**Work to be completed:** Reproduce the material exactly, omitting nothing.

Dataset items:
● ● ● ● ●

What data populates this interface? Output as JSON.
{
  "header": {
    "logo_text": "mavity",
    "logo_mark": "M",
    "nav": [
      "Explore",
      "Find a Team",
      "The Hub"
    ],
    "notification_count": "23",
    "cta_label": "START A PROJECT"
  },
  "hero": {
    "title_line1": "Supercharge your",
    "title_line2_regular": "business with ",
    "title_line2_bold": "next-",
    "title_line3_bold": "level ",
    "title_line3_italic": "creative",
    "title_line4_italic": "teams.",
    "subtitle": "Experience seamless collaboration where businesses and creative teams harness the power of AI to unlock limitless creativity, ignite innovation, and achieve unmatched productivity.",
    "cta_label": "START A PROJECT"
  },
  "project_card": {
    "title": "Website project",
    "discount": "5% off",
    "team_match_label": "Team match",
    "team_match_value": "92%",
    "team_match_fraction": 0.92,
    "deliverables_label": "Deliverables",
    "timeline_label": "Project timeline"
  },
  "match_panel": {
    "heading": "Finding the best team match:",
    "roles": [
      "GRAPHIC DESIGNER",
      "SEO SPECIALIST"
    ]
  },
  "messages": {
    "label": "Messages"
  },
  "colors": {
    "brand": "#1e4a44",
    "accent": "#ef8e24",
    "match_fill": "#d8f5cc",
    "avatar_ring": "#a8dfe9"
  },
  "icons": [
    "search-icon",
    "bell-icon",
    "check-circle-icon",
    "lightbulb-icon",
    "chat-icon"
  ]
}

● ● ● ● ●

**Answer below:**
What data populates this interface? Output as JSON.
{
  "header": {
    "logo_text": "mavity",
    "logo_mark": "M",
    "nav": [
      "Explore",
      "Find a Team",
      "The Hub"
    ],
    "notification_count": "23",
    "cta_label": "START A PROJECT"
  },
  "hero": {
    "title_line1": "Supercharge your",
    "title_line2_regular": "business with ",
    "title_line2_bold": "next-",
    "title_line3_bold": "level ",
    "title_line3_italic": "creative",
    "title_line4_italic": "teams.",
    "subtitle": "Experience seamless collaboration where businesses and creative teams harness the power of AI to unlock limitless creativity, ignite innovation, and achieve unmatched productivity.",
    "cta_label": "START A PROJECT"
  },
  "project_card": {
    "title": "Website project",
    "discount": "5% off",
    "team_match_label": "Team match",
    "team_match_value": "92%",
    "team_match_fraction": 0.92,
    "deliverables_label": "Deliverables",
    "timeline_label": "Project timeline"
  },
  "match_panel": {
    "heading": "Finding the best team match:",
    "roles": [
      "GRAPHIC DESIGNER",
      "SEO SPECIALIST"
    ]
  },
  "messages": {
    "label": "Messages"
  },
  "colors": {
    "brand": "#1e4a44",
    "accent": "#ef8e24",
    "match_fill": "#d8f5cc",
    "avatar_ring": "#a8dfe9"
  },
  "icons": [
    "search-icon",
    "bell-icon",
    "check-circle-icon",
    "lightbulb-icon",
    "chat-icon"
  ]
}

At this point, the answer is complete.